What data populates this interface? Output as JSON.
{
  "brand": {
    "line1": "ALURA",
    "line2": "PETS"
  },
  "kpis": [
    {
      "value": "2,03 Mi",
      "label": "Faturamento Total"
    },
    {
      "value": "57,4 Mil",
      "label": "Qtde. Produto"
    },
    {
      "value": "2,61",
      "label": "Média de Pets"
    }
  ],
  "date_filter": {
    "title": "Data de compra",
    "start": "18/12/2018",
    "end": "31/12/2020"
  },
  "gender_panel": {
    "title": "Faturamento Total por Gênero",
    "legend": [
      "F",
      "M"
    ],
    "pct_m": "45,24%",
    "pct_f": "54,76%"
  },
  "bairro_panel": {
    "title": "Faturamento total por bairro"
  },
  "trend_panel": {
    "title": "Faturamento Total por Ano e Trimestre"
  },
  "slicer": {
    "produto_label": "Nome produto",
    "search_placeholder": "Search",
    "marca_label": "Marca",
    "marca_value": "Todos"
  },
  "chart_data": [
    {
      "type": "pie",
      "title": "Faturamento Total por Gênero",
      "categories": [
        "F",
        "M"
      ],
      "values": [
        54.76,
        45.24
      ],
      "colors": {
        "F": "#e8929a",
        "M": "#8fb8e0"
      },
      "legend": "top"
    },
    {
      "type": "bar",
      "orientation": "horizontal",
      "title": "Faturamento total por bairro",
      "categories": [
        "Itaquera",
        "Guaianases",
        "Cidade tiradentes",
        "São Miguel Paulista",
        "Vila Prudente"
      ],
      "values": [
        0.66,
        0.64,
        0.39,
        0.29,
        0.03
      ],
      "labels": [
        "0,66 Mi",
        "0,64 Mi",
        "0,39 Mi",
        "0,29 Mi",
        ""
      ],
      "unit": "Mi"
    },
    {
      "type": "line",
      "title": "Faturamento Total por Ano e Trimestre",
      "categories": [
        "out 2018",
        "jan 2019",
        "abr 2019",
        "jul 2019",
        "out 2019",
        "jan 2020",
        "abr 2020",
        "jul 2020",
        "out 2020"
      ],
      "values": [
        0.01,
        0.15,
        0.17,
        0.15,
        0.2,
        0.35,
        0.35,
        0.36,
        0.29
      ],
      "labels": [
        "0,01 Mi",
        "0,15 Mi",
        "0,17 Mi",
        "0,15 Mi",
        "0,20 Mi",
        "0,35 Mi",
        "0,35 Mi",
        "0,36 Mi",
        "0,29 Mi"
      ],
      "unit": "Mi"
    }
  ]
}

**Goal**
Return all lines of the material above in which the word "Trimestre" occurs.

**Complete answer**
    "title": "Faturamento Total por Ano e Trimestre"
      "title": "Faturamento Total por Ano e Trimestre",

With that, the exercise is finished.